____ GIVEN ENTRIES

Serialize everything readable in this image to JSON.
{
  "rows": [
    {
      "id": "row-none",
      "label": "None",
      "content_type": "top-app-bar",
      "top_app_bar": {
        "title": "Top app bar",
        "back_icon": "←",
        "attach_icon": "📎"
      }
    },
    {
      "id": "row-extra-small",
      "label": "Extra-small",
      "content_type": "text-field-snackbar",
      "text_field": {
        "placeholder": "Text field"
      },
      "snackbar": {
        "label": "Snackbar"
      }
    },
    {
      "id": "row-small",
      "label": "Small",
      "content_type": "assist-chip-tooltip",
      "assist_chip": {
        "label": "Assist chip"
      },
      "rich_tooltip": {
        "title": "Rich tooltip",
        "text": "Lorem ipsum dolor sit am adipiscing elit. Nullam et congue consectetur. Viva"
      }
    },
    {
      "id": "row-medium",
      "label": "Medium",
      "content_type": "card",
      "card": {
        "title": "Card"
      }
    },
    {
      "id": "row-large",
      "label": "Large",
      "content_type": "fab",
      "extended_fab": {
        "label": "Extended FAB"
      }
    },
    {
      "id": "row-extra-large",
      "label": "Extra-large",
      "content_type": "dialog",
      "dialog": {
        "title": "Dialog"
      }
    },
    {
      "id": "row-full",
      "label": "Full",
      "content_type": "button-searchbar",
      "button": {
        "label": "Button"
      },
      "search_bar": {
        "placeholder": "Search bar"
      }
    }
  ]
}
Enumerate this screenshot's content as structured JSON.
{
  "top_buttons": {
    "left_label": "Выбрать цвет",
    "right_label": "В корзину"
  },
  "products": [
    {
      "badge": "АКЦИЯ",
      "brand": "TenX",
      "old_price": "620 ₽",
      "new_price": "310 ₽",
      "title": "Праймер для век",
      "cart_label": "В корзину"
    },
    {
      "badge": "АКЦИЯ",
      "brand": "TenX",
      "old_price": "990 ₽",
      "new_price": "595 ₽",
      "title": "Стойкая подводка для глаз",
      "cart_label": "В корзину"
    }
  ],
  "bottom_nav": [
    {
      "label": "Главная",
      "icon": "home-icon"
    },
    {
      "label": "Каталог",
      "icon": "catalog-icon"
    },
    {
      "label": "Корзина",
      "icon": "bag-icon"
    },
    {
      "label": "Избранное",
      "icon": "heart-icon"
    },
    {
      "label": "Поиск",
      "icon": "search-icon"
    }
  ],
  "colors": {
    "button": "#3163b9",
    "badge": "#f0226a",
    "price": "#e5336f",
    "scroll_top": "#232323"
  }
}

________

▶ _SET PROBLEM_: Return all lines of the material above in which the word "JSON" occurs.

▶ _REPLY_:
Serialize everything readable in this image to JSON.
Enumerate this screenshot's content as structured JSON.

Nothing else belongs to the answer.